## Task statement
Retype each record shown below, leaving every character as it is.

Extracted records:
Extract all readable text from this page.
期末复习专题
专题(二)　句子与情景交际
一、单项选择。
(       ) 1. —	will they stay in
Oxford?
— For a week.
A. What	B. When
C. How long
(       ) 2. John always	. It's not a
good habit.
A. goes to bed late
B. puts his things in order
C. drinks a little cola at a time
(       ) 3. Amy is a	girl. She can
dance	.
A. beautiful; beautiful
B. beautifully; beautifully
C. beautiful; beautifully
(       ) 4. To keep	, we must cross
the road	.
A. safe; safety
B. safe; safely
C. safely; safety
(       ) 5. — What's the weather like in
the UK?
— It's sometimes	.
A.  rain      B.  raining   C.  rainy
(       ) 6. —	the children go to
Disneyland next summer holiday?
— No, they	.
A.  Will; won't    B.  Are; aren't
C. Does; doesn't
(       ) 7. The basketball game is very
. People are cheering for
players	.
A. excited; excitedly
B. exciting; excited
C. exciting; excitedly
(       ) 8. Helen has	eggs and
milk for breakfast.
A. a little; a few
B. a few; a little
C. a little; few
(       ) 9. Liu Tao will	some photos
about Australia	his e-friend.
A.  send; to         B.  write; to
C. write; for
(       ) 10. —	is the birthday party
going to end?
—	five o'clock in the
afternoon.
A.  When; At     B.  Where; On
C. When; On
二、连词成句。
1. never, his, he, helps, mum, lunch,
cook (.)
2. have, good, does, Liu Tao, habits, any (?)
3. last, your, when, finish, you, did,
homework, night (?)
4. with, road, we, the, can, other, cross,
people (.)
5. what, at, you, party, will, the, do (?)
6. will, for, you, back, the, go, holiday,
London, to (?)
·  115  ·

## Final result
Extract all readable text from this page.
期末复习专题
专题(二)　句子与情景交际
一、单项选择。
(       ) 1. —	will they stay in
Oxford?
— For a week.
A. What	B. When
C. How long
(       ) 2. John always	. It's not a
good habit.
A. goes to bed late
B. puts his things in order
C. drinks a little cola at a time
(       ) 3. Amy is a	girl. She can
dance	.
A. beautiful; beautiful
B. beautifully; beautifully
C. beautiful; beautifully
(       ) 4. To keep	, we must cross
the road	.
A. safe; safety
B. safe; safely
C. safely; safety
(       ) 5. — What's the weather like in
the UK?
— It's sometimes	.
A.  rain      B.  raining   C.  rainy
(       ) 6. —	the children go to
Disneyland next summer holiday?
— No, they	.
A.  Will; won't    B.  Are; aren't
C. Does; doesn't
(       ) 7. The basketball game is very
. People are cheering for
players	.
A. excited; excitedly
B. exciting; excited
C. exciting; excitedly
(       ) 8. Helen has	eggs and
milk for breakfast.
A. a little; a few
B. a few; a little
C. a little; few
(       ) 9. Liu Tao will	some photos
about Australia	his e-friend.
A.  send; to         B.  write; to
C. write; for
(       ) 10. —	is the birthday party
going to end?
—	five o'clock in the
afternoon.
A.  When; At     B.  Where; On
C. When; On
二、连词成句。
1. never, his, he, helps, mum, lunch,
cook (.)
2. have, good, does, Liu Tao, habits, any (?)
3. last, your, when, finish, you, did,
homework, night (?)
4. with, road, we, the, can, other, cross,
people (.)
5. what, at, you, party, will, the, do (?)
6. will, for, you, back, the, go, holiday,
London, to (?)
·  115  ·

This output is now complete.